> **DESCRIPTION OF THE TASK**:
Copy down all of the data underneath, exactly as shown.

** start **

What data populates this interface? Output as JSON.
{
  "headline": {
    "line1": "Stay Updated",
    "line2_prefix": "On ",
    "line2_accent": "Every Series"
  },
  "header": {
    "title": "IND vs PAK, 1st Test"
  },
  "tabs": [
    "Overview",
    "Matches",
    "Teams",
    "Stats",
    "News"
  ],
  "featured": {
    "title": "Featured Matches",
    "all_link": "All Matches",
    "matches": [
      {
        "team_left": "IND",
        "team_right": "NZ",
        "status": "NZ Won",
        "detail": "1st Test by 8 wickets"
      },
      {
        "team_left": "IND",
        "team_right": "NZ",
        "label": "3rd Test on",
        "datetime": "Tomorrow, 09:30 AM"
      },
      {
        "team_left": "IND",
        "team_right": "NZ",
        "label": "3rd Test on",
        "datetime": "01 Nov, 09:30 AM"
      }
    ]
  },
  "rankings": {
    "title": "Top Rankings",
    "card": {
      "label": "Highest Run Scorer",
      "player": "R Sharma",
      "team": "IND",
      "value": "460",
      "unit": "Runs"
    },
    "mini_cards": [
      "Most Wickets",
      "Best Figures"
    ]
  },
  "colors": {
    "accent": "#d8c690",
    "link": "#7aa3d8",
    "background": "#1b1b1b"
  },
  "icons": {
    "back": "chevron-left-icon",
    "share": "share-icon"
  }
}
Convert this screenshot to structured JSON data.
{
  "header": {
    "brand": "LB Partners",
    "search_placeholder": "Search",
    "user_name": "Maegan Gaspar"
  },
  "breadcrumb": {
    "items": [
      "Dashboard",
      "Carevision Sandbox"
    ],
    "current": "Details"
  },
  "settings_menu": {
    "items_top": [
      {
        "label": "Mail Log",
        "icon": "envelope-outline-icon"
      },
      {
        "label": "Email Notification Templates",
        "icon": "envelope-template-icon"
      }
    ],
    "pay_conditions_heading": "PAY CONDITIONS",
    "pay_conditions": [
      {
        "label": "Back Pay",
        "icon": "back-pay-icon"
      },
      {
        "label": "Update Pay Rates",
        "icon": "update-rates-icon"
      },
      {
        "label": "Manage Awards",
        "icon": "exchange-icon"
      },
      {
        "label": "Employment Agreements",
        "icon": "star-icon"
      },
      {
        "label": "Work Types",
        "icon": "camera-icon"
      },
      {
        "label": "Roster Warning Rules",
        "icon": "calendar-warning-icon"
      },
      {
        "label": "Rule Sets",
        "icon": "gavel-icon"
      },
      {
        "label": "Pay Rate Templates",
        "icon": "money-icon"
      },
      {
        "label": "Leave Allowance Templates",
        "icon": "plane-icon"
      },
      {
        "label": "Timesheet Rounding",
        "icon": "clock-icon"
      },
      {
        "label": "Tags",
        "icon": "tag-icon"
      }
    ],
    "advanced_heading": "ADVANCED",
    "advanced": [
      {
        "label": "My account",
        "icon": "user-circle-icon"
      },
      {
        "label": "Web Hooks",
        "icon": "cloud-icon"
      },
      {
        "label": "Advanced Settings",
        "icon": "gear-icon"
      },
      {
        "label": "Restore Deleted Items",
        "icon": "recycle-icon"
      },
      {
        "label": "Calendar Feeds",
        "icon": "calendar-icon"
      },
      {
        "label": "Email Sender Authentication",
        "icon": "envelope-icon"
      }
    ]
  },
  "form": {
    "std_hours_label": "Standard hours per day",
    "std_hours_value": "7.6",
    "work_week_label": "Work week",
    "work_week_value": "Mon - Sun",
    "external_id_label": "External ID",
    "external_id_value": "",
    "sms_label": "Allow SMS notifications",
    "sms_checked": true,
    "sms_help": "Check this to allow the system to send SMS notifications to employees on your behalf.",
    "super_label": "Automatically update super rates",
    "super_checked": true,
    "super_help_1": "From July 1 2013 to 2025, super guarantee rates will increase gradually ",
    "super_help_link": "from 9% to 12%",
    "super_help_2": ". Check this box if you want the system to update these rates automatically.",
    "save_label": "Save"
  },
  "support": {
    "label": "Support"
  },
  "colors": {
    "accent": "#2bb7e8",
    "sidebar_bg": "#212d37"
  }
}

** end **

> **EXERCISE ANSWER**:
What data populates this interface? Output as JSON.
{
  "headline": {
    "line1": "Stay Updated",
    "line2_prefix": "On ",
    "line2_accent": "Every Series"
  },
  "header": {
    "title": "IND vs PAK, 1st Test"
  },
  "tabs": [
    "Overview",
    "Matches",
    "Teams",
    "Stats",
    "News"
  ],
  "featured": {
    "title": "Featured Matches",
    "all_link": "All Matches",
    "matches": [
      {
        "team_left": "IND",
        "team_right": "NZ",
        "status": "NZ Won",
        "detail": "1st Test by 8 wickets"
      },
      {
        "team_left": "IND",
        "team_right": "NZ",
        "label": "3rd Test on",
        "datetime": "Tomorrow, 09:30 AM"
      },
      {
        "team_left": "IND",
        "team_right": "NZ",
        "label": "3rd Test on",
        "datetime": "01 Nov, 09:30 AM"
      }
    ]
  },
  "rankings": {
    "title": "Top Rankings",
    "card": {
      "label": "Highest Run Scorer",
      "player": "R Sharma",
      "team": "IND",
      "value": "460",
      "unit": "Runs"
    },
    "mini_cards": [
      "Most Wickets",
      "Best Figures"
    ]
  },
  "colors": {
    "accent": "#d8c690",
    "link": "#7aa3d8",
    "background": "#1b1b1b"
  },
  "icons": {
    "back": "chevron-left-icon",
    "share": "share-icon"
  }
}
Convert this screenshot to structured JSON data.
{
  "header": {
    "brand": "LB Partners",
    "search_placeholder": "Search",
    "user_name": "Maegan Gaspar"
  },
  "breadcrumb": {
    "items": [
      "Dashboard",
      "Carevision Sandbox"
    ],
    "current": "Details"
  },
  "settings_menu": {
    "items_top": [
      {
        "label": "Mail Log",
        "icon": "envelope-outline-icon"
      },
      {
        "label": "Email Notification Templates",
        "icon": "envelope-template-icon"
      }
    ],
    "pay_conditions_heading": "PAY CONDITIONS",
    "pay_conditions": [
      {
        "label": "Back Pay",
        "icon": "back-pay-icon"
      },
      {
        "label": "Update Pay Rates",
        "icon": "update-rates-icon"
      },
      {
        "label": "Manage Awards",
        "icon": "exchange-icon"
      },
      {
        "label": "Employment Agreements",
        "icon": "star-icon"
      },
      {
        "label": "Work Types",
        "icon": "camera-icon"
      },
      {
        "label": "Roster Warning Rules",
        "icon": "calendar-warning-icon"
      },
      {
        "label": "Rule Sets",
        "icon": "gavel-icon"
      },
      {
        "label": "Pay Rate Templates",
        "icon": "money-icon"
      },
      {
        "label": "Leave Allowance Templates",
        "icon": "plane-icon"
      },
      {
        "label": "Timesheet Rounding",
        "icon": "clock-icon"
      },
      {
        "label": "Tags",
        "icon": "tag-icon"
      }
    ],
    "advanced_heading": "ADVANCED",
    "advanced": [
      {
        "label": "My account",
        "icon": "user-circle-icon"
      },
      {
        "label": "Web Hooks",
        "icon": "cloud-icon"
      },
      {
        "label": "Advanced Settings",
        "icon": "gear-icon"
      },
      {
        "label": "Restore Deleted Items",
        "icon": "recycle-icon"
      },
      {
        "label": "Calendar Feeds",
        "icon": "calendar-icon"
      },
      {
        "label": "Email Sender Authentication",
        "icon": "envelope-icon"
      }
    ]
  },
  "form": {
    "std_hours_label": "Standard hours per day",
    "std_hours_value": "7.6",
    "work_week_label": "Work week",
    "work_week_value": "Mon - Sun",
    "external_id_label": "External ID",
    "external_id_value": "",
    "sms_label": "Allow SMS notifications",
    "sms_checked": true,
    "sms_help": "Check this to allow the system to send SMS notifications to employees on your behalf.",
    "super_label": "Automatically update super rates",
    "super_checked": true,
    "super_help_1": "From July 1 2013 to 2025, super guarantee rates will increase gradually ",
    "super_help_link": "from 9% to 12%",
    "super_help_2": ". Check this box if you want the system to update these rates automatically.",
    "save_label": "Save"
  },
  "support": {
    "label": "Support"
  },
  "colors": {
    "accent": "#2bb7e8",
    "sidebar_bg": "#212d37"
  }
}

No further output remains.